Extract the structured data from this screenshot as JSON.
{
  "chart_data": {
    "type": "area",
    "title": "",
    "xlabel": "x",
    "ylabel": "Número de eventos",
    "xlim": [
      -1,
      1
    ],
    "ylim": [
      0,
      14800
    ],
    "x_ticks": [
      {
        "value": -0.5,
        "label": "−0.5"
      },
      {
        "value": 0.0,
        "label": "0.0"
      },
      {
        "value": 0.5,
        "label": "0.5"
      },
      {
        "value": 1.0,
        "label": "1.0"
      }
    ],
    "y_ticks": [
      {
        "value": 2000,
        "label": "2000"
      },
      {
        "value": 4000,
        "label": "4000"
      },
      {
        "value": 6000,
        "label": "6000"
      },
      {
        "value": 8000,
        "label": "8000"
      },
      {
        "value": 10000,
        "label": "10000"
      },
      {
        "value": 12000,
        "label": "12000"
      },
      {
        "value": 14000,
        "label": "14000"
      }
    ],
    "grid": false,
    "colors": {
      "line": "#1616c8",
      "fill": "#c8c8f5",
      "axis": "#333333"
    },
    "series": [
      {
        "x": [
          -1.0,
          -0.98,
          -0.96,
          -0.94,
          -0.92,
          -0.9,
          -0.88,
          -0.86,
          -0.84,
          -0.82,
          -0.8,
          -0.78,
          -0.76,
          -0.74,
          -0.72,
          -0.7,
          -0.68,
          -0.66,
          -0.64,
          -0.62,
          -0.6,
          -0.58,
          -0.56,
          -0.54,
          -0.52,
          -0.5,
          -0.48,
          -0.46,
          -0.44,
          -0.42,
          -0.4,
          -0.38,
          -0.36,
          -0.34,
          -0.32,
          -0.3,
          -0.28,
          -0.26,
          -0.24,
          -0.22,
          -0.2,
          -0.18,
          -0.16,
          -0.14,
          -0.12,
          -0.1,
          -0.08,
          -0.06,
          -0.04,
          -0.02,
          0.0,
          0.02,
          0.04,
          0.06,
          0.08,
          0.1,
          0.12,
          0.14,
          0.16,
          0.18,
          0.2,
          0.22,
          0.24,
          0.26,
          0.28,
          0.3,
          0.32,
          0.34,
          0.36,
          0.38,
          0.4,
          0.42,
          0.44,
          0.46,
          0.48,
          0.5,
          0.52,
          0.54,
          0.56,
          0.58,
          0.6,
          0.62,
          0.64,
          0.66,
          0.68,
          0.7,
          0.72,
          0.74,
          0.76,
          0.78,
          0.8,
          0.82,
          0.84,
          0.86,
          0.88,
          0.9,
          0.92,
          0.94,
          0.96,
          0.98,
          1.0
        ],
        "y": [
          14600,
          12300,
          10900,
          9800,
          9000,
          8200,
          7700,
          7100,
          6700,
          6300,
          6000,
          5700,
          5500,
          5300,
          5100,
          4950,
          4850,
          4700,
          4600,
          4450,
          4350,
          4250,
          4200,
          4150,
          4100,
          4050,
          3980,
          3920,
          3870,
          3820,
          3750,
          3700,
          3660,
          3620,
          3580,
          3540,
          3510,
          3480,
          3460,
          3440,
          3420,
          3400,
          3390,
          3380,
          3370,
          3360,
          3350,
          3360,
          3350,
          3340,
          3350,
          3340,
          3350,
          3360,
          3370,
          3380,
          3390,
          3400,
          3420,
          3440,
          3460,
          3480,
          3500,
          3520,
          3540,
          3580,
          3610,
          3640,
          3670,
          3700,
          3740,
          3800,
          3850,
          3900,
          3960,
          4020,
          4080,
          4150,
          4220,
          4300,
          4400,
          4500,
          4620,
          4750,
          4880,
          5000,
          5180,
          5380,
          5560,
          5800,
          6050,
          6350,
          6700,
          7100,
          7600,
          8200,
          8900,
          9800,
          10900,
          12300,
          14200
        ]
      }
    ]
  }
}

▶ [REQUIREMENT]:
Gather each line of the listing that holds the string "value".

▶ [CORRECT ANSWER]:
        "value": -0.5,
        "value": 0.0,
        "value": 0.5,
        "value": 1.0,
        "value": 2000,
        "value": 4000,
        "value": 6000,
        "value": 8000,
        "value": 10000,
        "value": 12000,
        "value": 14000,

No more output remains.